**Data shown**
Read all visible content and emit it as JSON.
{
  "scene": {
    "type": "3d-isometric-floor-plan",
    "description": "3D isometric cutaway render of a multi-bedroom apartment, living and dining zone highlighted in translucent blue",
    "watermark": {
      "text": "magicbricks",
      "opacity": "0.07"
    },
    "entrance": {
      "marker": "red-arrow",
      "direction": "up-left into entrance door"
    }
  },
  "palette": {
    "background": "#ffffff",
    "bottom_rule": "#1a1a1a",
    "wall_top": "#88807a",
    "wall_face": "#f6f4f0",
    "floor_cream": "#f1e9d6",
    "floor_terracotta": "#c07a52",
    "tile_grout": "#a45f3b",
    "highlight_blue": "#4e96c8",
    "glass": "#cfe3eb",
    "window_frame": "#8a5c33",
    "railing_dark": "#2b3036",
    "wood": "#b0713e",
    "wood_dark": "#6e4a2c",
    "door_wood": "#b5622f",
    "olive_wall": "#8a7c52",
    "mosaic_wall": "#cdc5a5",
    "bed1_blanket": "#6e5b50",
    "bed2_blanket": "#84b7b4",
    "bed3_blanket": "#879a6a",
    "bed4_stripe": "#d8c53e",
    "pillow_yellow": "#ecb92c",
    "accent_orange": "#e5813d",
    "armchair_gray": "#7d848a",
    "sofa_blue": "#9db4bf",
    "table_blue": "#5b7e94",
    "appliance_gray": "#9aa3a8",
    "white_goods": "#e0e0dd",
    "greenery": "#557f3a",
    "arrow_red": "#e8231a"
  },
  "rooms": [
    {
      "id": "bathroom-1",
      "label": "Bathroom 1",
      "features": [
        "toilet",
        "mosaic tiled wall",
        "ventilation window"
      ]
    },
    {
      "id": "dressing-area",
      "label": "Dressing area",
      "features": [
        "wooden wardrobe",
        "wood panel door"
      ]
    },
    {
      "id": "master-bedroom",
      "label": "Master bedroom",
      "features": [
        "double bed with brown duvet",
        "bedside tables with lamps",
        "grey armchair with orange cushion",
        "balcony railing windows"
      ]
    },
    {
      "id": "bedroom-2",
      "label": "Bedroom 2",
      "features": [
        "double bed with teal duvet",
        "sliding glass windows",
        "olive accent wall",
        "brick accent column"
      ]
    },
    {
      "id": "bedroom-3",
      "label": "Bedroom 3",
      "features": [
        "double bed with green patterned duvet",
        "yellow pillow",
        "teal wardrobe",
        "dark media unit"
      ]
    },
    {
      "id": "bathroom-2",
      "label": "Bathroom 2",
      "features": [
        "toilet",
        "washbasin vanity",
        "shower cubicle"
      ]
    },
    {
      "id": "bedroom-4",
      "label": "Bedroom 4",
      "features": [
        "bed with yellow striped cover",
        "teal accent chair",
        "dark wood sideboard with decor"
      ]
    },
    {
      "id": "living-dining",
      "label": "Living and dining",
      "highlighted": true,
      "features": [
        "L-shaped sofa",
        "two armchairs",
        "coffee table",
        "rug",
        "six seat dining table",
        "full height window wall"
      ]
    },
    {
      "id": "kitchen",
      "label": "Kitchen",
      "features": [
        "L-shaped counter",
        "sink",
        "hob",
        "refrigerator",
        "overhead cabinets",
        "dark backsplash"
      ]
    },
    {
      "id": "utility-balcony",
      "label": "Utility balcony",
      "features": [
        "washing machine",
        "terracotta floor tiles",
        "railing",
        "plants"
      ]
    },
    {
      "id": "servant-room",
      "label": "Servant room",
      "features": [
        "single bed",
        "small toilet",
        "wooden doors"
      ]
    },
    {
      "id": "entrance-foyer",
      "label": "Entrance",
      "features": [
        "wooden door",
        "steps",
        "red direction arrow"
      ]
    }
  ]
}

--

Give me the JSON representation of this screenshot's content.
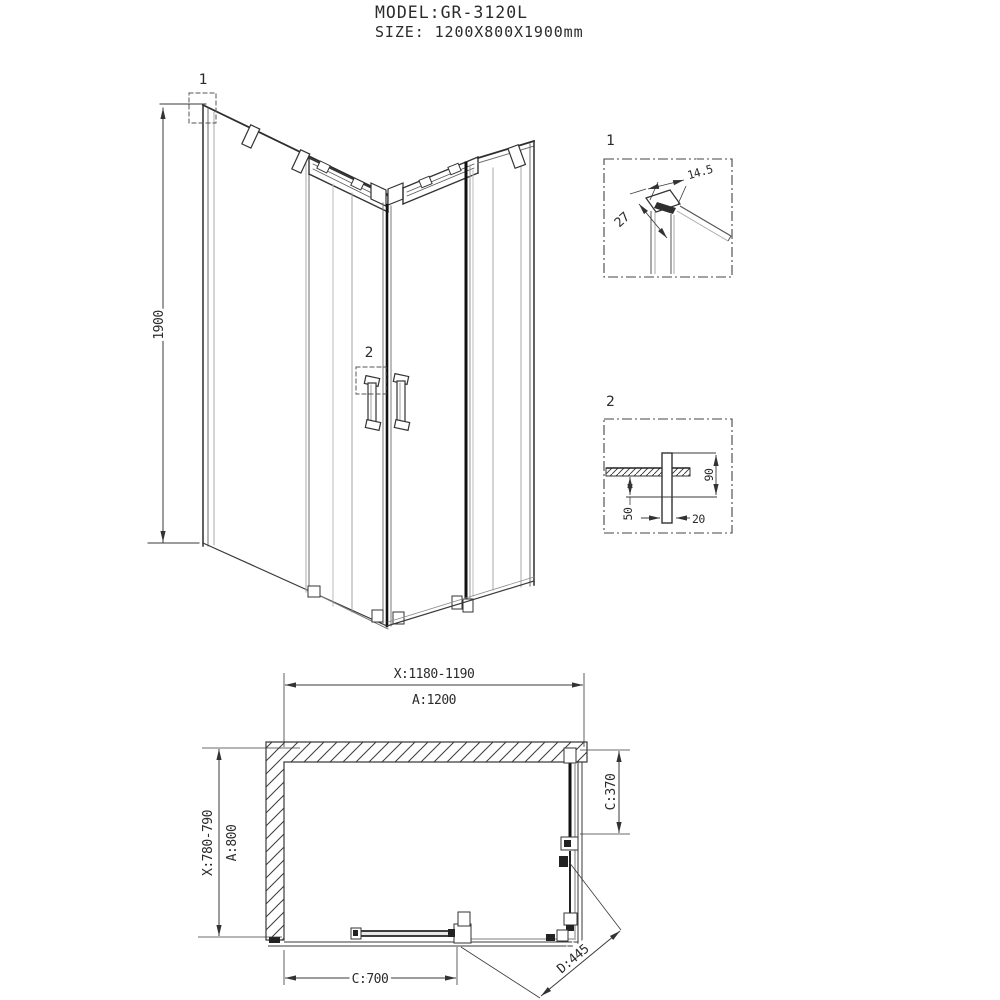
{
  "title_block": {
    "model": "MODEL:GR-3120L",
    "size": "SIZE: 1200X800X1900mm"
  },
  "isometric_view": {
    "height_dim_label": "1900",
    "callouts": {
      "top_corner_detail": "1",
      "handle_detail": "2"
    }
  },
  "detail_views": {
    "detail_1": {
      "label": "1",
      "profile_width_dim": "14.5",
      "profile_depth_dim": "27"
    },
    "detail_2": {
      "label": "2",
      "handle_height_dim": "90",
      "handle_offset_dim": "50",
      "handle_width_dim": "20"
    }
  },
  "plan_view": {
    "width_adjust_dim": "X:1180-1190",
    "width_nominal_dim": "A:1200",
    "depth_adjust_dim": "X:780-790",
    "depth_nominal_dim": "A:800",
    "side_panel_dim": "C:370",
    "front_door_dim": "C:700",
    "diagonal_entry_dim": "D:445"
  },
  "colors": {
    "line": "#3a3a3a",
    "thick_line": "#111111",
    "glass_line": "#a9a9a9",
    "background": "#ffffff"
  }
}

**What to work on**
Locate all lines holding the word "balcony", then copy them out.

**Written reply**
        "balcony railing windows"
      "id": "utility-balcony",
      "label": "Utility balcony",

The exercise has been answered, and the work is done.